■ **Aim of the exercise**: Extract every entry word for word. Skip the pictures.

■ **Dataset entries**:
++++++++++

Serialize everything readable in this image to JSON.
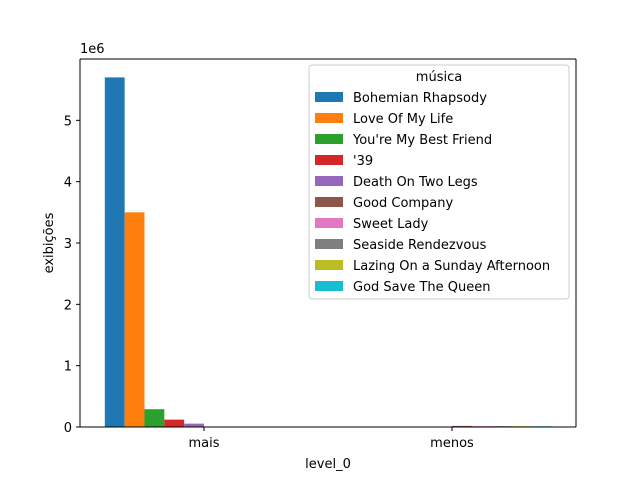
{
  "chart_data": {
    "type": "bar",
    "xlabel": "level_0",
    "ylabel": "exibições",
    "y_multiplier_label": "1e6",
    "y_scale": 1000000,
    "ylim": [
      0,
      6000000
    ],
    "yticks": [
      0,
      1,
      2,
      3,
      4,
      5
    ],
    "categories": [
      "mais",
      "menos"
    ],
    "grid": false,
    "legend": {
      "title": "música",
      "placement": "top-right"
    },
    "series": [
      {
        "name": "Bohemian Rhapsody",
        "color": "#1f77b4",
        "values": [
          5700000,
          0
        ]
      },
      {
        "name": "Love Of My Life",
        "color": "#ff7f0e",
        "values": [
          3500000,
          0
        ]
      },
      {
        "name": "You're My Best Friend",
        "color": "#2ca02c",
        "values": [
          290000,
          0
        ]
      },
      {
        "name": "'39",
        "color": "#d62728",
        "values": [
          120000,
          0
        ]
      },
      {
        "name": "Death On Two Legs",
        "color": "#9467bd",
        "values": [
          55000,
          0
        ]
      },
      {
        "name": "Good Company",
        "color": "#8c564b",
        "values": [
          0,
          18000
        ]
      },
      {
        "name": "Sweet Lady",
        "color": "#e377c2",
        "values": [
          0,
          15000
        ]
      },
      {
        "name": "Seaside Rendezvous",
        "color": "#7f7f7f",
        "values": [
          0,
          14000
        ]
      },
      {
        "name": "Lazing On a Sunday Afternoon",
        "color": "#bcbd22",
        "values": [
          0,
          13000
        ]
      },
      {
        "name": "God Save The Queen",
        "color": "#17becf",
        "values": [
          0,
          12000
        ]
      }
    ]
  }
}
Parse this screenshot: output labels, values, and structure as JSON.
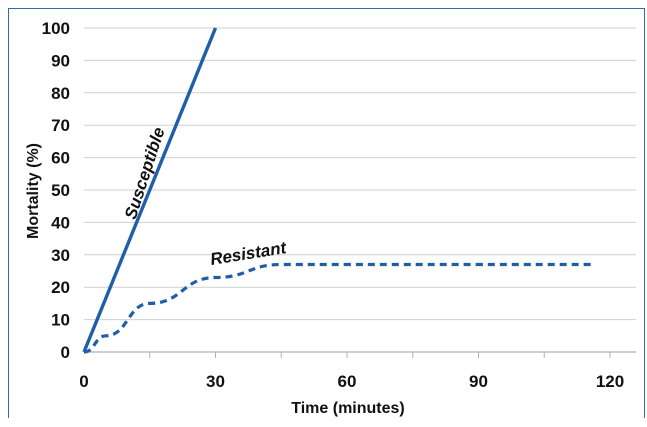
{
  "chart_data": {
    "type": "line",
    "xlabel": "Time (minutes)",
    "ylabel": "Mortality (%)",
    "xlim": [
      0,
      120
    ],
    "ylim": [
      0,
      100
    ],
    "x_ticks": [
      0,
      30,
      60,
      90,
      120
    ],
    "y_ticks": [
      0,
      10,
      20,
      30,
      40,
      50,
      60,
      70,
      80,
      90,
      100
    ],
    "grid": "horizontal",
    "series": [
      {
        "name": "Susceptible",
        "style": "solid",
        "color": "#1f5ea8",
        "points": [
          [
            0,
            0
          ],
          [
            30,
            100
          ]
        ]
      },
      {
        "name": "Resistant",
        "style": "dashed",
        "color": "#1f5ea8",
        "points": [
          [
            0,
            0
          ],
          [
            5,
            5
          ],
          [
            15,
            15
          ],
          [
            30,
            23
          ],
          [
            45,
            27
          ],
          [
            60,
            27
          ],
          [
            90,
            27
          ],
          [
            120,
            27
          ]
        ]
      }
    ]
  }
}
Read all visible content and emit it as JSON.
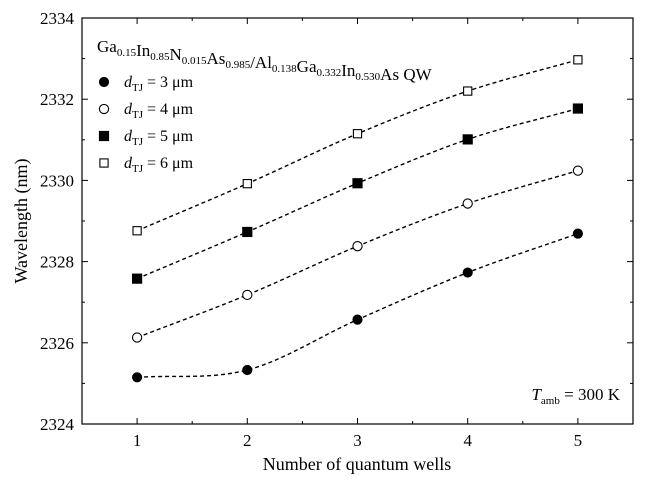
{
  "chart_data": {
    "type": "scatter",
    "title": {
      "parts": [
        {
          "t": "Ga",
          "s": ""
        },
        {
          "t": "0.15",
          "s": "sub"
        },
        {
          "t": "In",
          "s": ""
        },
        {
          "t": "0.85",
          "s": "sub"
        },
        {
          "t": "N",
          "s": ""
        },
        {
          "t": "0.015",
          "s": "sub"
        },
        {
          "t": "As",
          "s": ""
        },
        {
          "t": "0.985",
          "s": "sub"
        },
        {
          "t": "/Al",
          "s": ""
        },
        {
          "t": "0.138",
          "s": "sub"
        },
        {
          "t": "Ga",
          "s": ""
        },
        {
          "t": "0.332",
          "s": "sub"
        },
        {
          "t": "In",
          "s": ""
        },
        {
          "t": "0.530",
          "s": "sub"
        },
        {
          "t": "As QW",
          "s": ""
        }
      ]
    },
    "xlabel": "Number of quantum wells",
    "ylabel": "Wavelength (nm)",
    "xlim": [
      0.5,
      5.5
    ],
    "ylim": [
      2324,
      2334
    ],
    "xticks": [
      1,
      2,
      3,
      4,
      5
    ],
    "yticks": [
      2324,
      2326,
      2328,
      2330,
      2332,
      2334
    ],
    "grid": false,
    "legend_position": "top-left",
    "fit_lines": "dashed",
    "series": [
      {
        "legend_var": "d",
        "legend_sub": "TJ",
        "legend_value": " = 3 μm",
        "marker": "filled-circle",
        "x": [
          1,
          2,
          3,
          4,
          5
        ],
        "values": [
          2325.15,
          2325.33,
          2326.57,
          2327.73,
          2328.69
        ]
      },
      {
        "legend_var": "d",
        "legend_sub": "TJ",
        "legend_value": " = 4 μm",
        "marker": "open-circle",
        "x": [
          1,
          2,
          3,
          4,
          5
        ],
        "values": [
          2326.13,
          2327.18,
          2328.38,
          2329.43,
          2330.24
        ]
      },
      {
        "legend_var": "d",
        "legend_sub": "TJ",
        "legend_value": " = 5 μm",
        "marker": "filled-square",
        "x": [
          1,
          2,
          3,
          4,
          5
        ],
        "values": [
          2327.58,
          2328.73,
          2329.93,
          2331.01,
          2331.77
        ]
      },
      {
        "legend_var": "d",
        "legend_sub": "TJ",
        "legend_value": " = 6 μm",
        "marker": "open-square",
        "x": [
          1,
          2,
          3,
          4,
          5
        ],
        "values": [
          2328.76,
          2329.92,
          2331.15,
          2332.2,
          2332.97
        ]
      }
    ],
    "annotation": {
      "var": "T",
      "sub": "amb",
      "value": " = 300 K",
      "position": "bottom-right"
    }
  }
}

++++++++++

■ **Exercise answer**:
Serialize everything readable in this image to JSON.
{
  "chart_data": {
    "type": "bar",
    "xlabel": "level_0",
    "ylabel": "exibições",
    "y_multiplier_label": "1e6",
    "y_scale": 1000000,
    "ylim": [
      0,
      6000000
    ],
    "yticks": [
      0,
      1,
      2,
      3,
      4,
      5
    ],
    "categories": [
      "mais",
      "menos"
    ],
    "grid": false,
    "legend": {
      "title": "música",
      "placement": "top-right"
    },
    "series": [
      {
        "name": "Bohemian Rhapsody",
        "color": "#1f77b4",
        "values": [
          5700000,
          0
        ]
      },
      {
        "name": "Love Of My Life",
        "color": "#ff7f0e",
        "values": [
          3500000,
          0
        ]
      },
      {
        "name": "You're My Best Friend",
        "color": "#2ca02c",
        "values": [
          290000,
          0
        ]
      },
      {
        "name": "'39",
        "color": "#d62728",
        "values": [
          120000,
          0
        ]
      },
      {
        "name": "Death On Two Legs",
        "color": "#9467bd",
        "values": [
          55000,
          0
        ]
      },
      {
        "name": "Good Company",
        "color": "#8c564b",
        "values": [
          0,
          18000
        ]
      },
      {
        "name": "Sweet Lady",
        "color": "#e377c2",
        "values": [
          0,
          15000
        ]
      },
      {
        "name": "Seaside Rendezvous",
        "color": "#7f7f7f",
        "values": [
          0,
          14000
        ]
      },
      {
        "name": "Lazing On a Sunday Afternoon",
        "color": "#bcbd22",
        "values": [
          0,
          13000
        ]
      },
      {
        "name": "God Save The Queen",
        "color": "#17becf",
        "values": [
          0,
          12000
        ]
      }
    ]
  }
}
Parse this screenshot: output labels, values, and structure as JSON.
{
  "chart_data": {
    "type": "line",
    "xlabel": "Time (minutes)",
    "ylabel": "Mortality (%)",
    "xlim": [
      0,
      120
    ],
    "ylim": [
      0,
      100
    ],
    "x_ticks": [
      0,
      30,
      60,
      90,
      120
    ],
    "y_ticks": [
      0,
      10,
      20,
      30,
      40,
      50,
      60,
      70,
      80,
      90,
      100
    ],
    "grid": "horizontal",
    "series": [
      {
        "name": "Susceptible",
        "style": "solid",
        "color": "#1f5ea8",
        "points": [
          [
            0,
            0
          ],
          [
            30,
            100
          ]
        ]
      },
      {
        "name": "Resistant",
        "style": "dashed",
        "color": "#1f5ea8",
        "points": [
          [
            0,
            0
          ],
          [
            5,
            5
          ],
          [
            15,
            15
          ],
          [
            30,
            23
          ],
          [
            45,
            27
          ],
          [
            60,
            27
          ],
          [
            90,
            27
          ],
          [
            120,
            27
          ]
        ]
      }
    ]
  }
}
Read all visible content and emit it as JSON.
{
  "chart_data": {
    "type": "scatter",
    "title": {
      "parts": [
        {
          "t": "Ga",
          "s": ""
        },
        {
          "t": "0.15",
          "s": "sub"
        },
        {
          "t": "In",
          "s": ""
        },
        {
          "t": "0.85",
          "s": "sub"
        },
        {
          "t": "N",
          "s": ""
        },
        {
          "t": "0.015",
          "s": "sub"
        },
        {
          "t": "As",
          "s": ""
        },
        {
          "t": "0.985",
          "s": "sub"
        },
        {
          "t": "/Al",
          "s": ""
        },
        {
          "t": "0.138",
          "s": "sub"
        },
        {
          "t": "Ga",
          "s": ""
        },
        {
          "t": "0.332",
          "s": "sub"
        },
        {
          "t": "In",
          "s": ""
        },
        {
          "t": "0.530",
          "s": "sub"
        },
        {
          "t": "As QW",
          "s": ""
        }
      ]
    },
    "xlabel": "Number of quantum wells",
    "ylabel": "Wavelength (nm)",
    "xlim": [
      0.5,
      5.5
    ],
    "ylim": [
      2324,
      2334
    ],
    "xticks": [
      1,
      2,
      3,
      4,
      5
    ],
    "yticks": [
      2324,
      2326,
      2328,
      2330,
      2332,
      2334
    ],
    "grid": false,
    "legend_position": "top-left",
    "fit_lines": "dashed",
    "series": [
      {
        "legend_var": "d",
        "legend_sub": "TJ",
        "legend_value": " = 3 μm",
        "marker": "filled-circle",
        "x": [
          1,
          2,
          3,
          4,
          5
        ],
        "values": [
          2325.15,
          2325.33,
          2326.57,
          2327.73,
          2328.69
        ]
      },
      {
        "legend_var": "d",
        "legend_sub": "TJ",
        "legend_value": " = 4 μm",
        "marker": "open-circle",
        "x": [
          1,
          2,
          3,
          4,
          5
        ],
        "values": [
          2326.13,
          2327.18,
          2328.38,
          2329.43,
          2330.24
        ]
      },
      {
        "legend_var": "d",
        "legend_sub": "TJ",
        "legend_value": " = 5 μm",
        "marker": "filled-square",
        "x": [
          1,
          2,
          3,
          4,
          5
        ],
        "values": [
          2327.58,
          2328.73,
          2329.93,
          2331.01,
          2331.77
        ]
      },
      {
        "legend_var": "d",
        "legend_sub": "TJ",
        "legend_value": " = 6 μm",
        "marker": "open-square",
        "x": [
          1,
          2,
          3,
          4,
          5
        ],
        "values": [
          2328.76,
          2329.92,
          2331.15,
          2332.2,
          2332.97
        ]
      }
    ],
    "annotation": {
      "var": "T",
      "sub": "amb",
      "value": " = 300 K",
      "position": "bottom-right"
    }
  }
}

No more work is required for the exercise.